Action item: Would you please copy all of the data exactly, skipping the images?

(Data excerpts)
★ ★ ★ ★ ★

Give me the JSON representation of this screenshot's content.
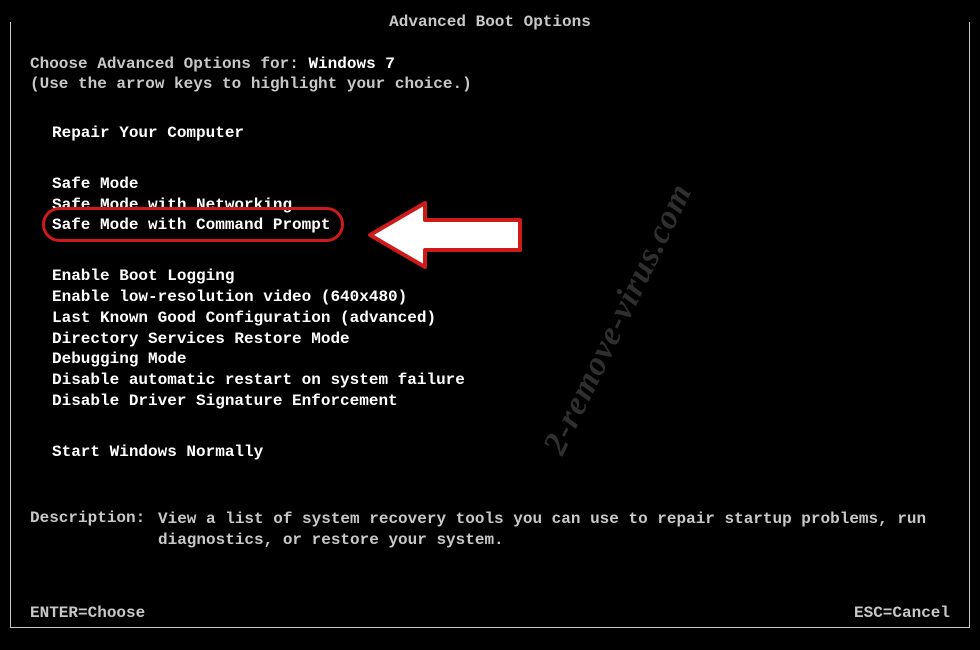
{
  "title": "Advanced Boot Options",
  "prompt": {
    "prefix": "Choose Advanced Options for: ",
    "os": "Windows 7",
    "hint": "(Use the arrow keys to highlight your choice.)"
  },
  "groups": {
    "repair": [
      "Repair Your Computer"
    ],
    "safe": [
      "Safe Mode",
      "Safe Mode with Networking",
      "Safe Mode with Command Prompt"
    ],
    "other": [
      "Enable Boot Logging",
      "Enable low-resolution video (640x480)",
      "Last Known Good Configuration (advanced)",
      "Directory Services Restore Mode",
      "Debugging Mode",
      "Disable automatic restart on system failure",
      "Disable Driver Signature Enforcement"
    ],
    "normal": [
      "Start Windows Normally"
    ]
  },
  "highlighted_index": 2,
  "description": {
    "label": "Description:",
    "text": "View a list of system recovery tools you can use to repair startup problems, run diagnostics, or restore your system."
  },
  "footer": {
    "enter": "ENTER=Choose",
    "esc": "ESC=Cancel"
  },
  "watermark": "2-remove-virus.com"
}
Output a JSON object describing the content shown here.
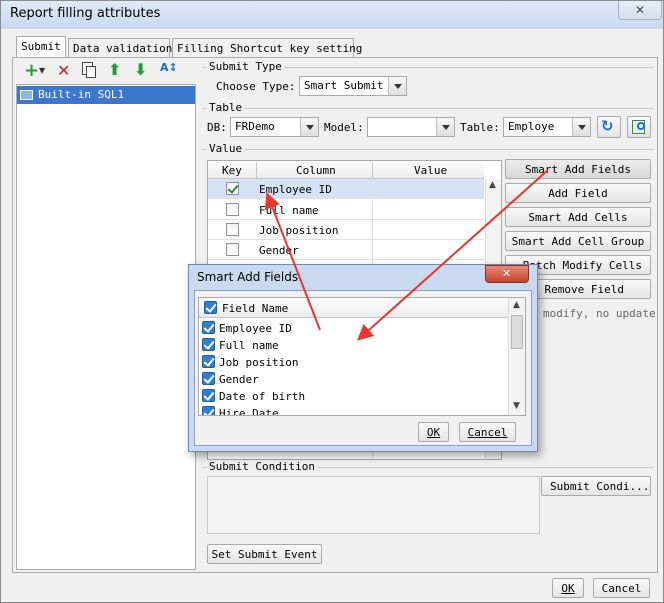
{
  "window": {
    "title": "Report filling attributes"
  },
  "tabs": [
    {
      "label": "Submit"
    },
    {
      "label": "Data validation"
    },
    {
      "label": "Filling Shortcut key setting"
    }
  ],
  "left_panel": {
    "items": [
      {
        "label": "Built-in SQL1"
      }
    ]
  },
  "submit_type": {
    "group_label": "Submit Type",
    "choose_label": "Choose Type:",
    "choose_value": "Smart Submit"
  },
  "table_section": {
    "group_label": "Table",
    "db_label": "DB:",
    "db_value": "FRDemo",
    "model_label": "Model:",
    "model_value": "",
    "table_label": "Table:",
    "table_value": "Employe"
  },
  "value_section": {
    "group_label": "Value",
    "headers": {
      "key": "Key",
      "column": "Column",
      "value": "Value"
    },
    "rows": [
      {
        "column": "Employee ID",
        "checked": true
      },
      {
        "column": "Full name",
        "checked": false
      },
      {
        "column": "Job position",
        "checked": false
      },
      {
        "column": "Gender",
        "checked": false
      }
    ],
    "buttons": {
      "smart_add_fields": "Smart Add Fields",
      "add_field": "Add Field",
      "smart_add_cells": "Smart Add Cells",
      "smart_add_cell_group": "Smart Add Cell Group",
      "batch_modify_cells": "Batch Modify Cells",
      "remove_field": "Remove Field"
    },
    "note": "modify, no update"
  },
  "submit_condition": {
    "group_label": "Submit Condition",
    "button": "Submit Condi..."
  },
  "set_submit_event": "Set Submit Event",
  "footer": {
    "ok": "OK",
    "cancel": "Cancel"
  },
  "dialog": {
    "title": "Smart Add Fields",
    "header": "Field Name",
    "fields": [
      "Employee ID",
      "Full name",
      "Job position",
      "Gender",
      "Date of birth",
      "Hire Date"
    ],
    "ok": "OK",
    "cancel": "Cancel"
  },
  "colors": {
    "accent": "#3399ff",
    "arrow": "#e8352e",
    "selection": "#3b76cf"
  }
}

★ ★ ★ ★ ★

Reply to the exercise:
Give me the JSON representation of this screenshot's content.
{
  "title": "Advanced Boot Options",
  "prompt": {
    "prefix": "Choose Advanced Options for: ",
    "os": "Windows 7",
    "hint": "(Use the arrow keys to highlight your choice.)"
  },
  "groups": {
    "repair": [
      "Repair Your Computer"
    ],
    "safe": [
      "Safe Mode",
      "Safe Mode with Networking",
      "Safe Mode with Command Prompt"
    ],
    "other": [
      "Enable Boot Logging",
      "Enable low-resolution video (640x480)",
      "Last Known Good Configuration (advanced)",
      "Directory Services Restore Mode",
      "Debugging Mode",
      "Disable automatic restart on system failure",
      "Disable Driver Signature Enforcement"
    ],
    "normal": [
      "Start Windows Normally"
    ]
  },
  "highlighted_index": 2,
  "description": {
    "label": "Description:",
    "text": "View a list of system recovery tools you can use to repair startup problems, run diagnostics, or restore your system."
  },
  "footer": {
    "enter": "ENTER=Choose",
    "esc": "ESC=Cancel"
  },
  "watermark": "2-remove-virus.com"
}
Output a JSON object describing the content shown here.
{
  "window": {
    "title": "Report filling attributes"
  },
  "tabs": [
    {
      "label": "Submit"
    },
    {
      "label": "Data validation"
    },
    {
      "label": "Filling Shortcut key setting"
    }
  ],
  "left_panel": {
    "items": [
      {
        "label": "Built-in SQL1"
      }
    ]
  },
  "submit_type": {
    "group_label": "Submit Type",
    "choose_label": "Choose Type:",
    "choose_value": "Smart Submit"
  },
  "table_section": {
    "group_label": "Table",
    "db_label": "DB:",
    "db_value": "FRDemo",
    "model_label": "Model:",
    "model_value": "",
    "table_label": "Table:",
    "table_value": "Employe"
  },
  "value_section": {
    "group_label": "Value",
    "headers": {
      "key": "Key",
      "column": "Column",
      "value": "Value"
    },
    "rows": [
      {
        "column": "Employee ID",
        "checked": true
      },
      {
        "column": "Full name",
        "checked": false
      },
      {
        "column": "Job position",
        "checked": false
      },
      {
        "column": "Gender",
        "checked": false
      }
    ],
    "buttons": {
      "smart_add_fields": "Smart Add Fields",
      "add_field": "Add Field",
      "smart_add_cells": "Smart Add Cells",
      "smart_add_cell_group": "Smart Add Cell Group",
      "batch_modify_cells": "Batch Modify Cells",
      "remove_field": "Remove Field"
    },
    "note": "modify, no update"
  },
  "submit_condition": {
    "group_label": "Submit Condition",
    "button": "Submit Condi..."
  },
  "set_submit_event": "Set Submit Event",
  "footer": {
    "ok": "OK",
    "cancel": "Cancel"
  },
  "dialog": {
    "title": "Smart Add Fields",
    "header": "Field Name",
    "fields": [
      "Employee ID",
      "Full name",
      "Job position",
      "Gender",
      "Date of birth",
      "Hire Date"
    ],
    "ok": "OK",
    "cancel": "Cancel"
  },
  "colors": {
    "accent": "#3399ff",
    "arrow": "#e8352e",
    "selection": "#3b76cf"
  }
}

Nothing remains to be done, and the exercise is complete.